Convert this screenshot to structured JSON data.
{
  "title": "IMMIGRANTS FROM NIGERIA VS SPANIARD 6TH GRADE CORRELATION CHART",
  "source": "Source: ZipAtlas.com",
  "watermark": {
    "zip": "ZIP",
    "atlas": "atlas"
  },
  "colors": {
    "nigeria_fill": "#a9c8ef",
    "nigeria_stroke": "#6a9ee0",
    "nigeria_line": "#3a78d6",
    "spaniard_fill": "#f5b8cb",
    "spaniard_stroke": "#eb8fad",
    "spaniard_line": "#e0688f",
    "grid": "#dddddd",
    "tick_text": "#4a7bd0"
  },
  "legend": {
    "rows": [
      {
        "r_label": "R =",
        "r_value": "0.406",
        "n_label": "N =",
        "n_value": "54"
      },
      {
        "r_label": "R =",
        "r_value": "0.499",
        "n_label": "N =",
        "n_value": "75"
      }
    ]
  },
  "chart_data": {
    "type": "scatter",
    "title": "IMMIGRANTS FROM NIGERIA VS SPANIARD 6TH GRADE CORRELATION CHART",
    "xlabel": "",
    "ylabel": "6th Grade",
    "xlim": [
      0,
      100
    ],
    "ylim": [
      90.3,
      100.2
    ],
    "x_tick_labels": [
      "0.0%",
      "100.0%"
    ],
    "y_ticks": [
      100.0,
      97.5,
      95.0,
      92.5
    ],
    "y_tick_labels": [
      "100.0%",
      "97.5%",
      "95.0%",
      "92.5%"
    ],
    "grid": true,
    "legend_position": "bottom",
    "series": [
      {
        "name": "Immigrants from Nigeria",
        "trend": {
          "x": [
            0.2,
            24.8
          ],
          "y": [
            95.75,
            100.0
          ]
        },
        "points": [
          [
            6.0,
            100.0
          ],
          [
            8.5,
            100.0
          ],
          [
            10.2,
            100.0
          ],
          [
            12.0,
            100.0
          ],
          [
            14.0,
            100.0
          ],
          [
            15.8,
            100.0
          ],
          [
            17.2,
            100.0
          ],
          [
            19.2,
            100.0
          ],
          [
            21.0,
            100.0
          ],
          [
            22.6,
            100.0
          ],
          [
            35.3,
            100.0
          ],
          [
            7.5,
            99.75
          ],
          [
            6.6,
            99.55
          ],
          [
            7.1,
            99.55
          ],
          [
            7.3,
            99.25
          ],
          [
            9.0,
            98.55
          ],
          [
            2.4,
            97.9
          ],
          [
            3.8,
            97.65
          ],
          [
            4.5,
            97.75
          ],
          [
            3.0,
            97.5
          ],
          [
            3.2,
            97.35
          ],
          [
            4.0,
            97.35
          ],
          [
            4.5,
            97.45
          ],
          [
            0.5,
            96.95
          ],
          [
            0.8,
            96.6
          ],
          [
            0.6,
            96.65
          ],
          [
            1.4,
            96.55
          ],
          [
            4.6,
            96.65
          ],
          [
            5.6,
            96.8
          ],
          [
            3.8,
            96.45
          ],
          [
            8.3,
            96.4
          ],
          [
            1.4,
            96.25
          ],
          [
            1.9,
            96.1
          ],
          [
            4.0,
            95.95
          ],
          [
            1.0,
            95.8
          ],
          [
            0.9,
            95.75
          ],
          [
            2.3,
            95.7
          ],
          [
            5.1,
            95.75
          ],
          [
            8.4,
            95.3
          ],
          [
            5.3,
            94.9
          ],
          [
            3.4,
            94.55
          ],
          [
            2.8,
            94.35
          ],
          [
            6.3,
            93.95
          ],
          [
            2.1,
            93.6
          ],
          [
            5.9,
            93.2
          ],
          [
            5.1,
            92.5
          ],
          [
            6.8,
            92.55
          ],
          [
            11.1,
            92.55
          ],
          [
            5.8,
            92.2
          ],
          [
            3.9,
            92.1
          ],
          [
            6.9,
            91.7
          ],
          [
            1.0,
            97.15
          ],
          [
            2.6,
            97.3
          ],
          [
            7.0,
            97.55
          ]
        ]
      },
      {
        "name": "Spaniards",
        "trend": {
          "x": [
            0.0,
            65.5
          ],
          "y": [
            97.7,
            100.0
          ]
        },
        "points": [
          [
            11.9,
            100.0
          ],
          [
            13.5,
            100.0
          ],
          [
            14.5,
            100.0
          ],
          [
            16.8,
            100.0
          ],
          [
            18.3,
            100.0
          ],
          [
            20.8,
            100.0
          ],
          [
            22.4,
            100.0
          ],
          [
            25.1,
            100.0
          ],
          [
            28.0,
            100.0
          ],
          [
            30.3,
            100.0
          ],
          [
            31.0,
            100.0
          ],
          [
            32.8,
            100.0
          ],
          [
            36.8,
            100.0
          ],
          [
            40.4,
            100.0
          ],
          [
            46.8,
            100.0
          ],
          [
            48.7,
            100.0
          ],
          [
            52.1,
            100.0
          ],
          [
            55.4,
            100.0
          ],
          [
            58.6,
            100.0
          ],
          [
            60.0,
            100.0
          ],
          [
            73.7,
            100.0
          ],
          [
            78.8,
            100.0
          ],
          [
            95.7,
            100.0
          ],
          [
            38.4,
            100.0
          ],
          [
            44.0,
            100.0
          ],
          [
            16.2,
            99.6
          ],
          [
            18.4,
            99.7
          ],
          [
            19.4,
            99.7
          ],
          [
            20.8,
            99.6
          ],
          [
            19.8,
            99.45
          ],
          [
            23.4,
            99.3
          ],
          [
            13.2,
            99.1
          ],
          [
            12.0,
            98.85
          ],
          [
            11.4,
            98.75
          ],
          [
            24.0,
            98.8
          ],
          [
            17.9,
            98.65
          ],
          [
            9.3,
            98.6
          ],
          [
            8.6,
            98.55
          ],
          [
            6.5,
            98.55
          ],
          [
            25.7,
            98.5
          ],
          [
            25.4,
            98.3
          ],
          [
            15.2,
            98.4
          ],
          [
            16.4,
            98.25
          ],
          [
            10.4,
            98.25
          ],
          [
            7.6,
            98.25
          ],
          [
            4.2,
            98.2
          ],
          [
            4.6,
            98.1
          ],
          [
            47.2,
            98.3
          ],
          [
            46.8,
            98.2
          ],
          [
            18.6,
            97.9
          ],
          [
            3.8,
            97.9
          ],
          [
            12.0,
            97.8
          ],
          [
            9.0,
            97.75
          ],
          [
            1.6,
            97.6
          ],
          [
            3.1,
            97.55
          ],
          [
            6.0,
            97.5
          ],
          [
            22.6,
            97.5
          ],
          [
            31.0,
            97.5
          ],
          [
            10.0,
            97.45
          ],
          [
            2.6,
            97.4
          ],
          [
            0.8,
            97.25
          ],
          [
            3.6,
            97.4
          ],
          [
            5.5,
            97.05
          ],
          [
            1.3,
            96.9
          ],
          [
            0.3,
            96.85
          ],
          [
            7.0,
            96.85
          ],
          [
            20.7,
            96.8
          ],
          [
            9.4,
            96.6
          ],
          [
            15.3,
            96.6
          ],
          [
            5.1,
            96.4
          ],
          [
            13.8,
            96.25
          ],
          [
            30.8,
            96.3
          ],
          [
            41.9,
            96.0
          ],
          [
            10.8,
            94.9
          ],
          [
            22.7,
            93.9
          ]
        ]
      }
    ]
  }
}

━━━━━━━━━━━━━━━━━━━━━━━━━━━━━━

# Exercise description
Return each entry from the material above exactly as it appears.

# The output
Convert this screenshot to structured JSON data.
{
  "title": "IMMIGRANTS FROM NIGERIA VS SPANIARD 6TH GRADE CORRELATION CHART",
  "source": "Source: ZipAtlas.com",
  "watermark": {
    "zip": "ZIP",
    "atlas": "atlas"
  },
  "colors": {
    "nigeria_fill": "#a9c8ef",
    "nigeria_stroke": "#6a9ee0",
    "nigeria_line": "#3a78d6",
    "spaniard_fill": "#f5b8cb",
    "spaniard_stroke": "#eb8fad",
    "spaniard_line": "#e0688f",
    "grid": "#dddddd",
    "tick_text": "#4a7bd0"
  },
  "legend": {
    "rows": [
      {
        "r_label": "R =",
        "r_value": "0.406",
        "n_label": "N =",
        "n_value": "54"
      },
      {
        "r_label": "R =",
        "r_value": "0.499",
        "n_label": "N =",
        "n_value": "75"
      }
    ]
  },
  "chart_data": {
    "type": "scatter",
    "title": "IMMIGRANTS FROM NIGERIA VS SPANIARD 6TH GRADE CORRELATION CHART",
    "xlabel": "",
    "ylabel": "6th Grade",
    "xlim": [
      0,
      100
    ],
    "ylim": [
      90.3,
      100.2
    ],
    "x_tick_labels": [
      "0.0%",
      "100.0%"
    ],
    "y_ticks": [
      100.0,
      97.5,
      95.0,
      92.5
    ],
    "y_tick_labels": [
      "100.0%",
      "97.5%",
      "95.0%",
      "92.5%"
    ],
    "grid": true,
    "legend_position": "bottom",
    "series": [
      {
        "name": "Immigrants from Nigeria",
        "trend": {
          "x": [
            0.2,
            24.8
          ],
          "y": [
            95.75,
            100.0
          ]
        },
        "points": [
          [
            6.0,
            100.0
          ],
          [
            8.5,
            100.0
          ],
          [
            10.2,
            100.0
          ],
          [
            12.0,
            100.0
          ],
          [
            14.0,
            100.0
          ],
          [
            15.8,
            100.0
          ],
          [
            17.2,
            100.0
          ],
          [
            19.2,
            100.0
          ],
          [
            21.0,
            100.0
          ],
          [
            22.6,
            100.0
          ],
          [
            35.3,
            100.0
          ],
          [
            7.5,
            99.75
          ],
          [
            6.6,
            99.55
          ],
          [
            7.1,
            99.55
          ],
          [
            7.3,
            99.25
          ],
          [
            9.0,
            98.55
          ],
          [
            2.4,
            97.9
          ],
          [
            3.8,
            97.65
          ],
          [
            4.5,
            97.75
          ],
          [
            3.0,
            97.5
          ],
          [
            3.2,
            97.35
          ],
          [
            4.0,
            97.35
          ],
          [
            4.5,
            97.45
          ],
          [
            0.5,
            96.95
          ],
          [
            0.8,
            96.6
          ],
          [
            0.6,
            96.65
          ],
          [
            1.4,
            96.55
          ],
          [
            4.6,
            96.65
          ],
          [
            5.6,
            96.8
          ],
          [
            3.8,
            96.45
          ],
          [
            8.3,
            96.4
          ],
          [
            1.4,
            96.25
          ],
          [
            1.9,
            96.1
          ],
          [
            4.0,
            95.95
          ],
          [
            1.0,
            95.8
          ],
          [
            0.9,
            95.75
          ],
          [
            2.3,
            95.7
          ],
          [
            5.1,
            95.75
          ],
          [
            8.4,
            95.3
          ],
          [
            5.3,
            94.9
          ],
          [
            3.4,
            94.55
          ],
          [
            2.8,
            94.35
          ],
          [
            6.3,
            93.95
          ],
          [
            2.1,
            93.6
          ],
          [
            5.9,
            93.2
          ],
          [
            5.1,
            92.5
          ],
          [
            6.8,
            92.55
          ],
          [
            11.1,
            92.55
          ],
          [
            5.8,
            92.2
          ],
          [
            3.9,
            92.1
          ],
          [
            6.9,
            91.7
          ],
          [
            1.0,
            97.15
          ],
          [
            2.6,
            97.3
          ],
          [
            7.0,
            97.55
          ]
        ]
      },
      {
        "name": "Spaniards",
        "trend": {
          "x": [
            0.0,
            65.5
          ],
          "y": [
            97.7,
            100.0
          ]
        },
        "points": [
          [
            11.9,
            100.0
          ],
          [
            13.5,
            100.0
          ],
          [
            14.5,
            100.0
          ],
          [
            16.8,
            100.0
          ],
          [
            18.3,
            100.0
          ],
          [
            20.8,
            100.0
          ],
          [
            22.4,
            100.0
          ],
          [
            25.1,
            100.0
          ],
          [
            28.0,
            100.0
          ],
          [
            30.3,
            100.0
          ],
          [
            31.0,
            100.0
          ],
          [
            32.8,
            100.0
          ],
          [
            36.8,
            100.0
          ],
          [
            40.4,
            100.0
          ],
          [
            46.8,
            100.0
          ],
          [
            48.7,
            100.0
          ],
          [
            52.1,
            100.0
          ],
          [
            55.4,
            100.0
          ],
          [
            58.6,
            100.0
          ],
          [
            60.0,
            100.0
          ],
          [
            73.7,
            100.0
          ],
          [
            78.8,
            100.0
          ],
          [
            95.7,
            100.0
          ],
          [
            38.4,
            100.0
          ],
          [
            44.0,
            100.0
          ],
          [
            16.2,
            99.6
          ],
          [
            18.4,
            99.7
          ],
          [
            19.4,
            99.7
          ],
          [
            20.8,
            99.6
          ],
          [
            19.8,
            99.45
          ],
          [
            23.4,
            99.3
          ],
          [
            13.2,
            99.1
          ],
          [
            12.0,
            98.85
          ],
          [
            11.4,
            98.75
          ],
          [
            24.0,
            98.8
          ],
          [
            17.9,
            98.65
          ],
          [
            9.3,
            98.6
          ],
          [
            8.6,
            98.55
          ],
          [
            6.5,
            98.55
          ],
          [
            25.7,
            98.5
          ],
          [
            25.4,
            98.3
          ],
          [
            15.2,
            98.4
          ],
          [
            16.4,
            98.25
          ],
          [
            10.4,
            98.25
          ],
          [
            7.6,
            98.25
          ],
          [
            4.2,
            98.2
          ],
          [
            4.6,
            98.1
          ],
          [
            47.2,
            98.3
          ],
          [
            46.8,
            98.2
          ],
          [
            18.6,
            97.9
          ],
          [
            3.8,
            97.9
          ],
          [
            12.0,
            97.8
          ],
          [
            9.0,
            97.75
          ],
          [
            1.6,
            97.6
          ],
          [
            3.1,
            97.55
          ],
          [
            6.0,
            97.5
          ],
          [
            22.6,
            97.5
          ],
          [
            31.0,
            97.5
          ],
          [
            10.0,
            97.45
          ],
          [
            2.6,
            97.4
          ],
          [
            0.8,
            97.25
          ],
          [
            3.6,
            97.4
          ],
          [
            5.5,
            97.05
          ],
          [
            1.3,
            96.9
          ],
          [
            0.3,
            96.85
          ],
          [
            7.0,
            96.85
          ],
          [
            20.7,
            96.8
          ],
          [
            9.4,
            96.6
          ],
          [
            15.3,
            96.6
          ],
          [
            5.1,
            96.4
          ],
          [
            13.8,
            96.25
          ],
          [
            30.8,
            96.3
          ],
          [
            41.9,
            96.0
          ],
          [
            10.8,
            94.9
          ],
          [
            22.7,
            93.9
          ]
        ]
      }
    ]
  }
}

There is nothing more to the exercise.